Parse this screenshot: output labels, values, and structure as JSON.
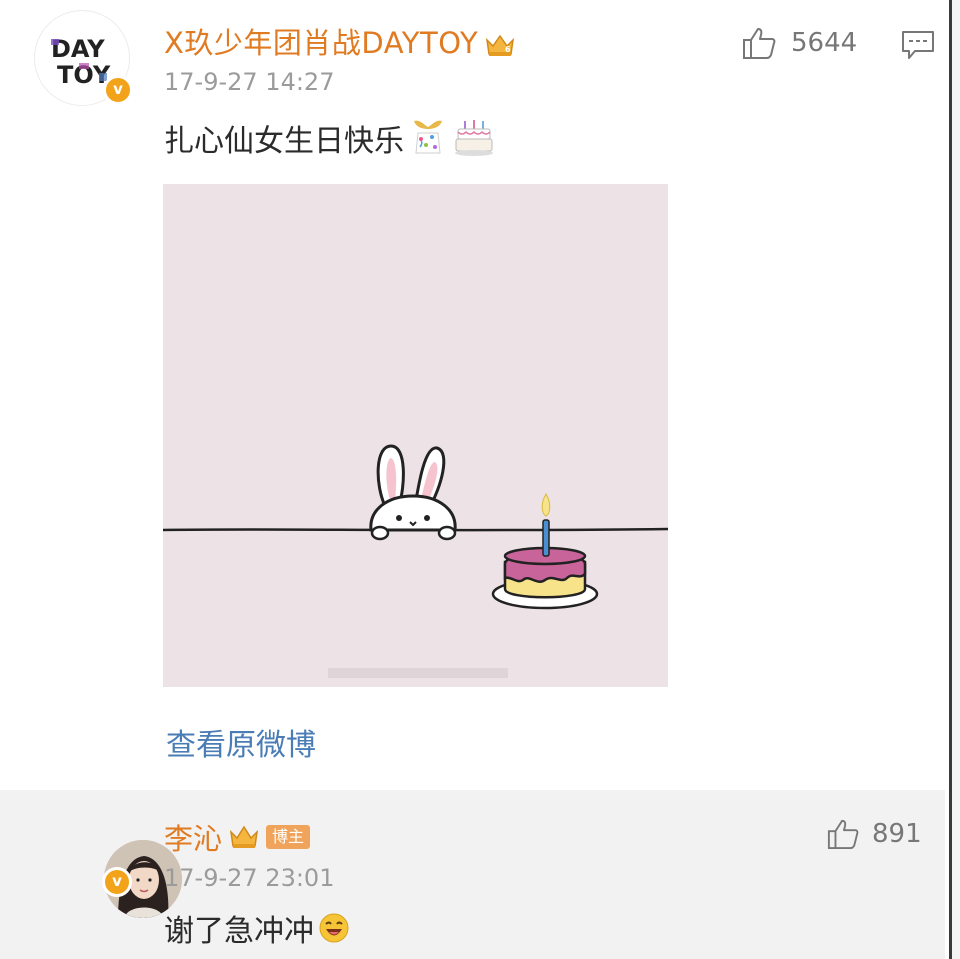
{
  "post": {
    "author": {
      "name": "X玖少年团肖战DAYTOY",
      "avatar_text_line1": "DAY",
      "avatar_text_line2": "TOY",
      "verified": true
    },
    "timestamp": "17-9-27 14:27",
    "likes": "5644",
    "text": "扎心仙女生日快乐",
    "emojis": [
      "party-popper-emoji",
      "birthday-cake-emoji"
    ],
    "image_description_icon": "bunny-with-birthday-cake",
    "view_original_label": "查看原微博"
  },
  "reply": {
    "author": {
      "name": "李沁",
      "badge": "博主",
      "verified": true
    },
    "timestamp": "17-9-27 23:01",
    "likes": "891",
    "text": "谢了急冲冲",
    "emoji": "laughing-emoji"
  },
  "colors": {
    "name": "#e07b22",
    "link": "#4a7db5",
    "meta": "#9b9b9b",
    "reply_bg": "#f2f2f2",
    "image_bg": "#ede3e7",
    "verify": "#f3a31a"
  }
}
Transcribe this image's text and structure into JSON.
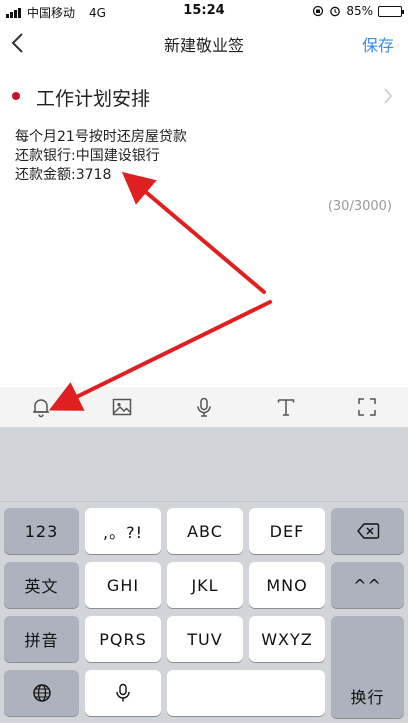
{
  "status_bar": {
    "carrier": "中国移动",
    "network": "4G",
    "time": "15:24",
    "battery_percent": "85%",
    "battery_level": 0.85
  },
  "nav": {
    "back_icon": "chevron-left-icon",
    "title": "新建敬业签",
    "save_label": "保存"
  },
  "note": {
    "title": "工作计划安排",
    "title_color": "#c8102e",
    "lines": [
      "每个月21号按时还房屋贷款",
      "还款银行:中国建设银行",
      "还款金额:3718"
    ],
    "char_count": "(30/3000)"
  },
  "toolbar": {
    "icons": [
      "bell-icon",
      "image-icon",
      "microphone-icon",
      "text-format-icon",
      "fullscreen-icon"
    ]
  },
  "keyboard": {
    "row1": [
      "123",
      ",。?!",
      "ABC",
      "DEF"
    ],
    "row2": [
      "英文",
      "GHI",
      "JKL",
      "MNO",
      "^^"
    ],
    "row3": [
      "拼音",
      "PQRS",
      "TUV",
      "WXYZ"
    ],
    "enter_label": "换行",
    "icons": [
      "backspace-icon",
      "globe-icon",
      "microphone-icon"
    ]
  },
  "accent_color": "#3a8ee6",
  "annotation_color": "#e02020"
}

========================================================================

-- Challenge --
Copy out all the data without changing anything, and drop the pictures.

-- Full response --
Parse this screenshot: output labels, values, and structure as JSON.
{
  "post": {
    "author": {
      "name": "X玖少年团肖战DAYTOY",
      "avatar_text_line1": "DAY",
      "avatar_text_line2": "TOY",
      "verified": true
    },
    "timestamp": "17-9-27 14:27",
    "likes": "5644",
    "text": "扎心仙女生日快乐",
    "emojis": [
      "party-popper-emoji",
      "birthday-cake-emoji"
    ],
    "image_description_icon": "bunny-with-birthday-cake",
    "view_original_label": "查看原微博"
  },
  "reply": {
    "author": {
      "name": "李沁",
      "badge": "博主",
      "verified": true
    },
    "timestamp": "17-9-27 23:01",
    "likes": "891",
    "text": "谢了急冲冲",
    "emoji": "laughing-emoji"
  },
  "colors": {
    "name": "#e07b22",
    "link": "#4a7db5",
    "meta": "#9b9b9b",
    "reply_bg": "#f2f2f2",
    "image_bg": "#ede3e7",
    "verify": "#f3a31a"
  }
}
Transcribe this image's text and structure into JSON.
{
  "status_bar": {
    "carrier": "中国移动",
    "network": "4G",
    "time": "15:24",
    "battery_percent": "85%",
    "battery_level": 0.85
  },
  "nav": {
    "back_icon": "chevron-left-icon",
    "title": "新建敬业签",
    "save_label": "保存"
  },
  "note": {
    "title": "工作计划安排",
    "title_color": "#c8102e",
    "lines": [
      "每个月21号按时还房屋贷款",
      "还款银行:中国建设银行",
      "还款金额:3718"
    ],
    "char_count": "(30/3000)"
  },
  "toolbar": {
    "icons": [
      "bell-icon",
      "image-icon",
      "microphone-icon",
      "text-format-icon",
      "fullscreen-icon"
    ]
  },
  "keyboard": {
    "row1": [
      "123",
      ",。?!",
      "ABC",
      "DEF"
    ],
    "row2": [
      "英文",
      "GHI",
      "JKL",
      "MNO",
      "^^"
    ],
    "row3": [
      "拼音",
      "PQRS",
      "TUV",
      "WXYZ"
    ],
    "enter_label": "换行",
    "icons": [
      "backspace-icon",
      "globe-icon",
      "microphone-icon"
    ]
  },
  "accent_color": "#3a8ee6",
  "annotation_color": "#e02020"
}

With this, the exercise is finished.